◆ **ENTRIES SUPPLIED**:

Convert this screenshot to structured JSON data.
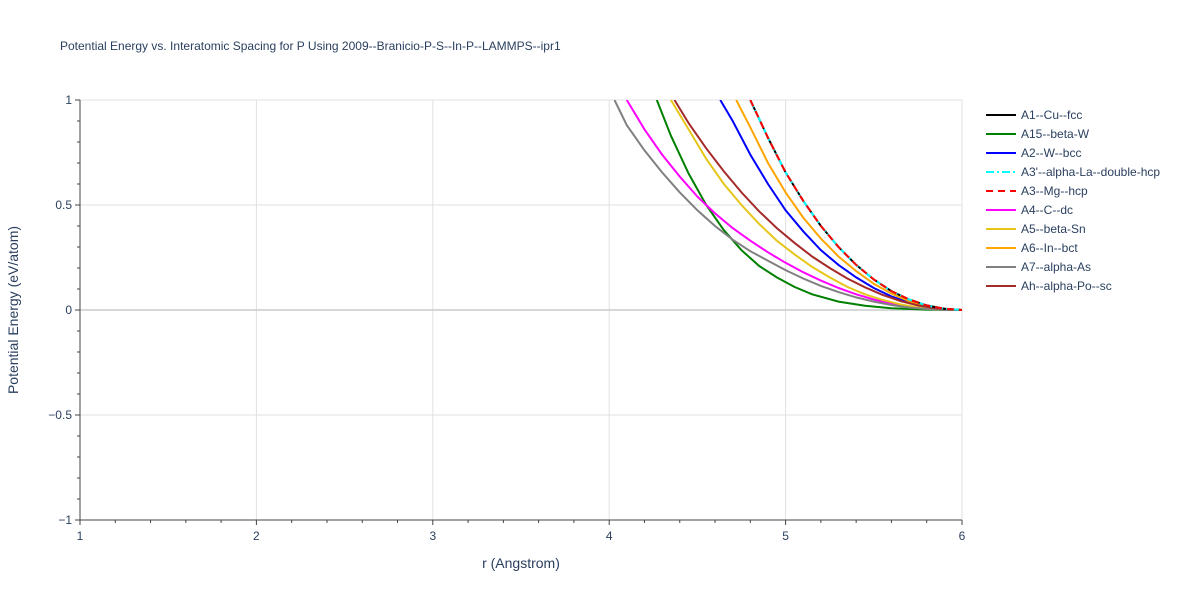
{
  "chart_data": {
    "type": "line",
    "title": "Potential Energy vs. Interatomic Spacing for P Using 2009--Branicio-P-S--In-P--LAMMPS--ipr1",
    "xlabel": "r (Angstrom)",
    "ylabel": "Potential Energy (eV/atom)",
    "xlim": [
      1,
      6
    ],
    "ylim": [
      -1,
      1
    ],
    "xticks": [
      1,
      2,
      3,
      4,
      5,
      6
    ],
    "xtick_labels": [
      "1",
      "2",
      "3",
      "4",
      "5",
      "6"
    ],
    "yticks": [
      -1,
      -0.5,
      0,
      0.5,
      1
    ],
    "ytick_labels": [
      "−1",
      "−0.5",
      "0",
      "0.5",
      "1"
    ],
    "grid": true,
    "legend_position": "right",
    "series": [
      {
        "name": "A1--Cu--fcc",
        "color": "#000000",
        "dash": "solid",
        "x": [
          4.8,
          4.9,
          5.0,
          5.1,
          5.2,
          5.3,
          5.4,
          5.5,
          5.6,
          5.7,
          5.8,
          5.9,
          6.0
        ],
        "y": [
          1.0,
          0.82,
          0.655,
          0.52,
          0.4,
          0.3,
          0.215,
          0.145,
          0.09,
          0.05,
          0.022,
          0.006,
          0.0
        ]
      },
      {
        "name": "A15--beta-W",
        "color": "#008000",
        "dash": "solid",
        "x": [
          4.27,
          4.35,
          4.45,
          4.55,
          4.65,
          4.75,
          4.85,
          4.95,
          5.05,
          5.15,
          5.3,
          5.45,
          5.6,
          5.8,
          6.0
        ],
        "y": [
          1.0,
          0.83,
          0.65,
          0.5,
          0.38,
          0.285,
          0.21,
          0.155,
          0.11,
          0.075,
          0.04,
          0.02,
          0.008,
          0.002,
          0.0
        ]
      },
      {
        "name": "A2--W--bcc",
        "color": "#0000ff",
        "dash": "solid",
        "x": [
          4.63,
          4.7,
          4.8,
          4.9,
          5.0,
          5.1,
          5.2,
          5.3,
          5.4,
          5.5,
          5.6,
          5.7,
          5.8,
          5.9,
          6.0
        ],
        "y": [
          1.0,
          0.9,
          0.74,
          0.6,
          0.475,
          0.375,
          0.285,
          0.215,
          0.155,
          0.105,
          0.065,
          0.035,
          0.015,
          0.004,
          0.0
        ]
      },
      {
        "name": "A3'--alpha-La--double-hcp",
        "color": "#00ffff",
        "dash": "dashdot",
        "x": [
          4.8,
          4.9,
          5.0,
          5.1,
          5.2,
          5.3,
          5.4,
          5.5,
          5.6,
          5.7,
          5.8,
          5.9,
          6.0
        ],
        "y": [
          1.0,
          0.82,
          0.655,
          0.52,
          0.4,
          0.3,
          0.215,
          0.145,
          0.09,
          0.05,
          0.022,
          0.006,
          0.0
        ]
      },
      {
        "name": "A3--Mg--hcp",
        "color": "#ff0000",
        "dash": "dash",
        "x": [
          4.8,
          4.9,
          5.0,
          5.1,
          5.2,
          5.3,
          5.4,
          5.5,
          5.6,
          5.7,
          5.8,
          5.9,
          6.0
        ],
        "y": [
          1.0,
          0.82,
          0.655,
          0.52,
          0.4,
          0.3,
          0.215,
          0.145,
          0.09,
          0.05,
          0.022,
          0.006,
          0.0
        ]
      },
      {
        "name": "A4--C--dc",
        "color": "#ff00ff",
        "dash": "solid",
        "x": [
          4.1,
          4.2,
          4.3,
          4.4,
          4.5,
          4.6,
          4.7,
          4.8,
          4.9,
          5.0,
          5.1,
          5.2,
          5.3,
          5.4,
          5.5,
          5.6,
          5.7,
          5.8,
          5.9,
          6.0
        ],
        "y": [
          1.0,
          0.86,
          0.74,
          0.635,
          0.54,
          0.46,
          0.39,
          0.33,
          0.275,
          0.225,
          0.18,
          0.14,
          0.105,
          0.075,
          0.05,
          0.03,
          0.016,
          0.007,
          0.002,
          0.0
        ]
      },
      {
        "name": "A5--beta-Sn",
        "color": "#e6c619",
        "dash": "solid",
        "x": [
          4.35,
          4.45,
          4.55,
          4.65,
          4.75,
          4.85,
          4.95,
          5.05,
          5.15,
          5.25,
          5.35,
          5.45,
          5.55,
          5.65,
          5.75,
          5.85,
          6.0
        ],
        "y": [
          1.0,
          0.86,
          0.72,
          0.6,
          0.5,
          0.41,
          0.33,
          0.265,
          0.205,
          0.155,
          0.11,
          0.075,
          0.048,
          0.027,
          0.012,
          0.004,
          0.0
        ]
      },
      {
        "name": "A6--In--bct",
        "color": "#ffa500",
        "dash": "solid",
        "x": [
          4.72,
          4.8,
          4.9,
          5.0,
          5.1,
          5.2,
          5.3,
          5.4,
          5.5,
          5.6,
          5.7,
          5.8,
          5.9,
          6.0
        ],
        "y": [
          1.0,
          0.87,
          0.7,
          0.56,
          0.44,
          0.34,
          0.255,
          0.185,
          0.125,
          0.078,
          0.042,
          0.018,
          0.005,
          0.0
        ]
      },
      {
        "name": "A7--alpha-As",
        "color": "#808080",
        "dash": "solid",
        "x": [
          4.03,
          4.1,
          4.2,
          4.3,
          4.4,
          4.5,
          4.6,
          4.7,
          4.8,
          4.9,
          5.0,
          5.1,
          5.2,
          5.3,
          5.4,
          5.5,
          5.6,
          5.7,
          5.8,
          5.9,
          6.0
        ],
        "y": [
          1.0,
          0.88,
          0.76,
          0.655,
          0.56,
          0.475,
          0.4,
          0.335,
          0.28,
          0.235,
          0.19,
          0.15,
          0.115,
          0.085,
          0.06,
          0.04,
          0.024,
          0.012,
          0.005,
          0.001,
          0.0
        ]
      },
      {
        "name": "Ah--alpha-Po--sc",
        "color": "#a52a2a",
        "dash": "solid",
        "x": [
          4.37,
          4.45,
          4.55,
          4.65,
          4.75,
          4.85,
          4.95,
          5.05,
          5.15,
          5.25,
          5.35,
          5.45,
          5.55,
          5.65,
          5.75,
          5.85,
          6.0
        ],
        "y": [
          1.0,
          0.89,
          0.77,
          0.66,
          0.56,
          0.47,
          0.39,
          0.32,
          0.255,
          0.2,
          0.15,
          0.108,
          0.072,
          0.043,
          0.022,
          0.008,
          0.0
        ]
      }
    ]
  }
}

◆ **EXERCISE**:
From the entries above, list each line with "alpha" in it.

◆ **ANSWER FOR THIS EXERCISE**:
        "name": "A3'--alpha-La--double-hcp",
        "name": "A7--alpha-As",
        "name": "Ah--alpha-Po--sc",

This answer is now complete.